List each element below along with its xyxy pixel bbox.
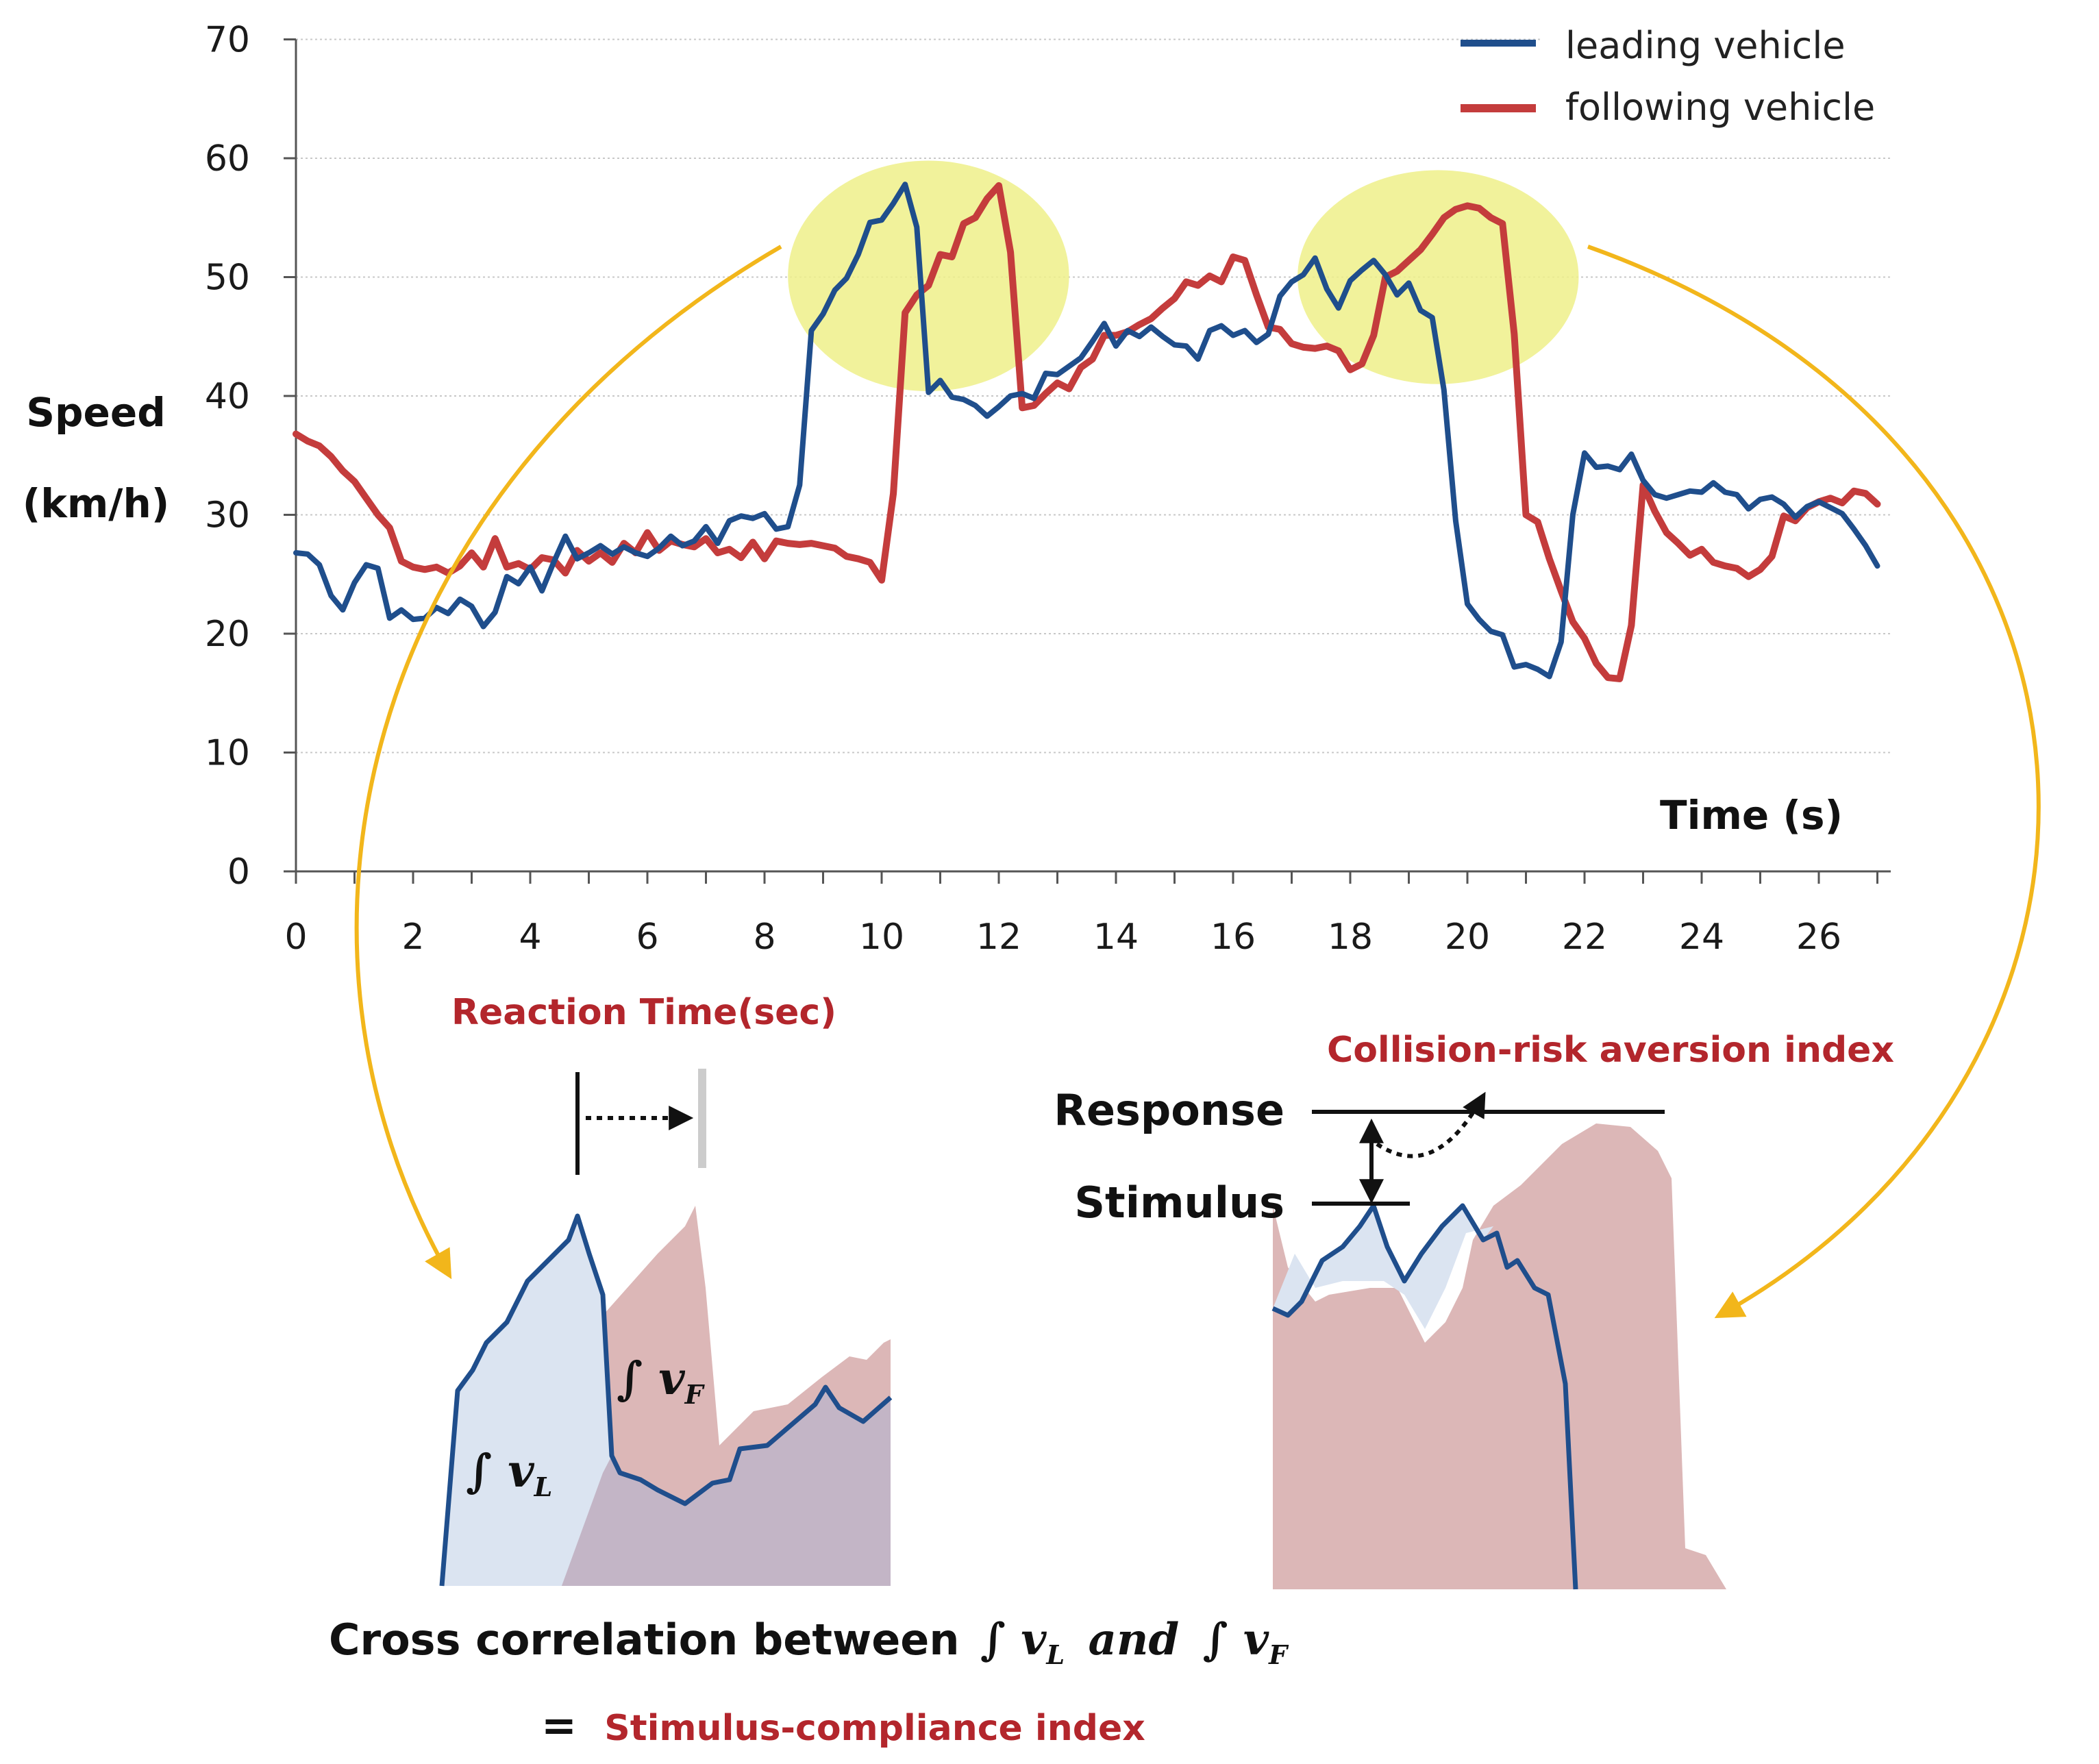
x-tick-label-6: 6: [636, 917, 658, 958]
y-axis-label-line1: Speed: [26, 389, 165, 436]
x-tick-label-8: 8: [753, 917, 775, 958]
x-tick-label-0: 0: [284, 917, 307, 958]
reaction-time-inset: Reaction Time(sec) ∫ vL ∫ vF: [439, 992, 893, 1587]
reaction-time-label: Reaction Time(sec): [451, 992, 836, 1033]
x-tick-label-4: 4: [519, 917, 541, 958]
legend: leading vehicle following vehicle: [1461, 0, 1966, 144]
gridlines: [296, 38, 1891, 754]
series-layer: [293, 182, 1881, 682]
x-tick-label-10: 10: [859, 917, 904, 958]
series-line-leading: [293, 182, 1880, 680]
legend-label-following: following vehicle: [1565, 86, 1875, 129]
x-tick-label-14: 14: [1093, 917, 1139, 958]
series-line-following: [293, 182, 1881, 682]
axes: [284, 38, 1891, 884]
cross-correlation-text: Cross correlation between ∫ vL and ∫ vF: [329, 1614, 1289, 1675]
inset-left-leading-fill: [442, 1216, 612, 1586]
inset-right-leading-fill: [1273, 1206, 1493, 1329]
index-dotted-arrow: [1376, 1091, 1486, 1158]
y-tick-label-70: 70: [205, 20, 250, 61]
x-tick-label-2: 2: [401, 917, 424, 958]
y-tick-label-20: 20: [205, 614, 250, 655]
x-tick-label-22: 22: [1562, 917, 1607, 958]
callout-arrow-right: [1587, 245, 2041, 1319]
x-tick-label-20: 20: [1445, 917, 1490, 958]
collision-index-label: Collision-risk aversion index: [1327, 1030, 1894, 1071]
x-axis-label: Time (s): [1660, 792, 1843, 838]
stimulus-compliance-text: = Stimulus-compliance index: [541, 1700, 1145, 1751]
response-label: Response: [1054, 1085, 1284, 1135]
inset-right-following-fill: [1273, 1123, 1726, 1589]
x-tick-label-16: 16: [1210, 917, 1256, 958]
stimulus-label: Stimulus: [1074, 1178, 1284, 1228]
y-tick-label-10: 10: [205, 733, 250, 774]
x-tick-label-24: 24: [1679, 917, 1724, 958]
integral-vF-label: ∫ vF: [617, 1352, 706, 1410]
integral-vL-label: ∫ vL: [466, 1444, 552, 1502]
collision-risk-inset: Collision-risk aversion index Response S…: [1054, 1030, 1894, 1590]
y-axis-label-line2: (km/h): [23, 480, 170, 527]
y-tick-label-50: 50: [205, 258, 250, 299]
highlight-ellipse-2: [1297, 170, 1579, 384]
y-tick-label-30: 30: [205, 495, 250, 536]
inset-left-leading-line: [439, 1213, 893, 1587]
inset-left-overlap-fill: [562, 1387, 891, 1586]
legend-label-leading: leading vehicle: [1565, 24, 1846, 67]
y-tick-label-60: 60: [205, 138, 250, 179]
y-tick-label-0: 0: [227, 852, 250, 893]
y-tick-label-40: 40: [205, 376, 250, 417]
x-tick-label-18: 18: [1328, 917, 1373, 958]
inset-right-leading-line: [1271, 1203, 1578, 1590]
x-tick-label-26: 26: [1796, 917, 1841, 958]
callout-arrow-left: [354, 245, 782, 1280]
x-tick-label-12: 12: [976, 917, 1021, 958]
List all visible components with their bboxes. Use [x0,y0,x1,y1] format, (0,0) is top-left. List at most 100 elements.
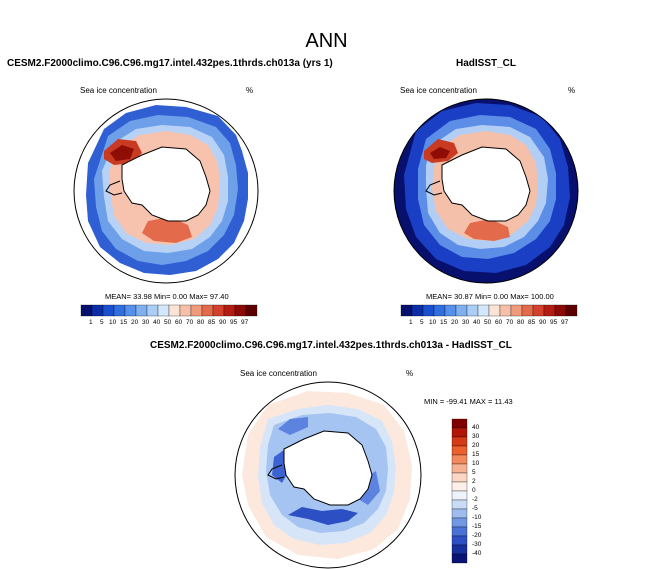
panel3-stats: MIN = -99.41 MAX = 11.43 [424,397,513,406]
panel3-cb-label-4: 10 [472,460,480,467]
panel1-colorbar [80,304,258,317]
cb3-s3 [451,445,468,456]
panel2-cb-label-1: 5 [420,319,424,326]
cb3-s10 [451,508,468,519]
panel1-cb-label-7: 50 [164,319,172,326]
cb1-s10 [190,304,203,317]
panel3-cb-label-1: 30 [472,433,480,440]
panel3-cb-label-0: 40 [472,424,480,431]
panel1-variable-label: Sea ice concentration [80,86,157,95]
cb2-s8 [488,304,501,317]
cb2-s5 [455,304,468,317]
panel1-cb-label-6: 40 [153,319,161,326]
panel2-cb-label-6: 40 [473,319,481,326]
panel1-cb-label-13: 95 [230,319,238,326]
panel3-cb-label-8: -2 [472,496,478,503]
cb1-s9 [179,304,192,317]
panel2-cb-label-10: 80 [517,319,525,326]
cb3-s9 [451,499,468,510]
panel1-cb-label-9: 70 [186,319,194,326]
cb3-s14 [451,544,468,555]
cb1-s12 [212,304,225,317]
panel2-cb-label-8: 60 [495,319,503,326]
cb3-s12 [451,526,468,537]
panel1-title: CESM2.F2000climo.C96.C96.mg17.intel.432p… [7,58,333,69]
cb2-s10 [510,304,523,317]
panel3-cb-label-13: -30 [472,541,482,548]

- - -

Exercise goal:
Copy the lines above without changing a word, and leave out the pictures.

Task solution:
List each element below along with its xyxy pixel bbox.
x-tick-label-6: 6: [636, 917, 658, 958]
y-axis-label-line1: Speed: [26, 389, 165, 436]
x-tick-label-8: 8: [753, 917, 775, 958]
x-tick-label-0: 0: [284, 917, 307, 958]
reaction-time-inset: Reaction Time(sec) ∫ vL ∫ vF: [439, 992, 893, 1587]
reaction-time-label: Reaction Time(sec): [451, 992, 836, 1033]
x-tick-label-4: 4: [519, 917, 541, 958]
legend: leading vehicle following vehicle: [1461, 0, 1966, 144]
gridlines: [296, 38, 1891, 754]
series-layer: [293, 182, 1881, 682]
x-tick-label-10: 10: [859, 917, 904, 958]
series-line-leading: [293, 182, 1880, 680]
legend-label-following: following vehicle: [1565, 86, 1875, 129]
x-tick-label-14: 14: [1093, 917, 1139, 958]
series-line-following: [293, 182, 1881, 682]
axes: [284, 38, 1891, 884]
cross-correlation-text: Cross correlation between ∫ vL and ∫ vF: [329, 1614, 1289, 1675]
inset-left-leading-fill: [442, 1216, 612, 1586]
inset-right-leading-fill: [1273, 1206, 1493, 1329]
index-dotted-arrow: [1376, 1091, 1486, 1158]
y-tick-label-70: 70: [205, 20, 250, 61]
x-tick-label-2: 2: [401, 917, 424, 958]
y-tick-label-20: 20: [205, 614, 250, 655]
x-tick-label-22: 22: [1562, 917, 1607, 958]
callout-arrow-right: [1587, 245, 2041, 1319]
x-tick-label-20: 20: [1445, 917, 1490, 958]
collision-index-label: Collision-risk aversion index: [1327, 1030, 1894, 1071]
x-axis-label: Time (s): [1660, 792, 1843, 838]
stimulus-compliance-text: = Stimulus-compliance index: [541, 1700, 1145, 1751]
response-label: Response: [1054, 1085, 1284, 1135]
inset-right-following-fill: [1273, 1123, 1726, 1589]
x-tick-label-16: 16: [1210, 917, 1256, 958]
stimulus-label: Stimulus: [1074, 1178, 1284, 1228]
y-tick-label-10: 10: [205, 733, 250, 774]
x-tick-label-24: 24: [1679, 917, 1724, 958]
integral-vF-label: ∫ vF: [617, 1352, 706, 1410]
integral-vL-label: ∫ vL: [466, 1444, 552, 1502]
collision-risk-inset: Collision-risk aversion index Response S…: [1054, 1030, 1894, 1590]
y-axis-label-line2: (km/h): [23, 480, 170, 527]
y-tick-label-50: 50: [205, 258, 250, 299]
highlight-ellipse-2: [1297, 170, 1579, 384]
y-tick-label-30: 30: [205, 495, 250, 536]
inset-left-leading-line: [439, 1213, 893, 1587]
inset-left-overlap-fill: [562, 1387, 891, 1586]
legend-label-leading: leading vehicle: [1565, 24, 1846, 67]
y-tick-label-60: 60: [205, 138, 250, 179]
y-tick-label-0: 0: [227, 852, 250, 893]
y-tick-label-40: 40: [205, 376, 250, 417]
x-tick-label-18: 18: [1328, 917, 1373, 958]
inset-right-leading-line: [1271, 1203, 1578, 1590]
x-tick-label-26: 26: [1796, 917, 1841, 958]
callout-arrow-left: [354, 245, 782, 1280]
x-tick-label-12: 12: [976, 917, 1021, 958]
List all visible components with their bboxes. Use [x0,y0,x1,y1] format, (0,0) is top-left. List at most 100 elements.
panel3-stats: MIN = -99.41 MAX = 11.43 [424,397,513,406]
panel3-cb-label-4: 10 [472,460,480,467]
panel1-colorbar [80,304,258,317]
cb3-s3 [451,445,468,456]
panel2-cb-label-1: 5 [420,319,424,326]
cb3-s10 [451,508,468,519]
panel1-cb-label-7: 50 [164,319,172,326]
cb1-s10 [190,304,203,317]
panel3-cb-label-1: 30 [472,433,480,440]
panel3-cb-label-0: 40 [472,424,480,431]
panel1-variable-label: Sea ice concentration [80,86,157,95]
cb2-s8 [488,304,501,317]
cb2-s5 [455,304,468,317]
panel1-cb-label-6: 40 [153,319,161,326]
panel2-cb-label-6: 40 [473,319,481,326]
panel1-cb-label-13: 95 [230,319,238,326]
panel3-cb-label-8: -2 [472,496,478,503]
cb1-s9 [179,304,192,317]
panel2-cb-label-10: 80 [517,319,525,326]
cb3-s9 [451,499,468,510]
panel1-cb-label-9: 70 [186,319,194,326]
cb3-s14 [451,544,468,555]
cb1-s12 [212,304,225,317]
panel2-cb-label-8: 60 [495,319,503,326]
cb3-s12 [451,526,468,537]
panel1-title: CESM2.F2000climo.C96.C96.mg17.intel.432p… [7,58,333,69]
cb2-s10 [510,304,523,317]
panel3-cb-label-13: -30 [472,541,482,548]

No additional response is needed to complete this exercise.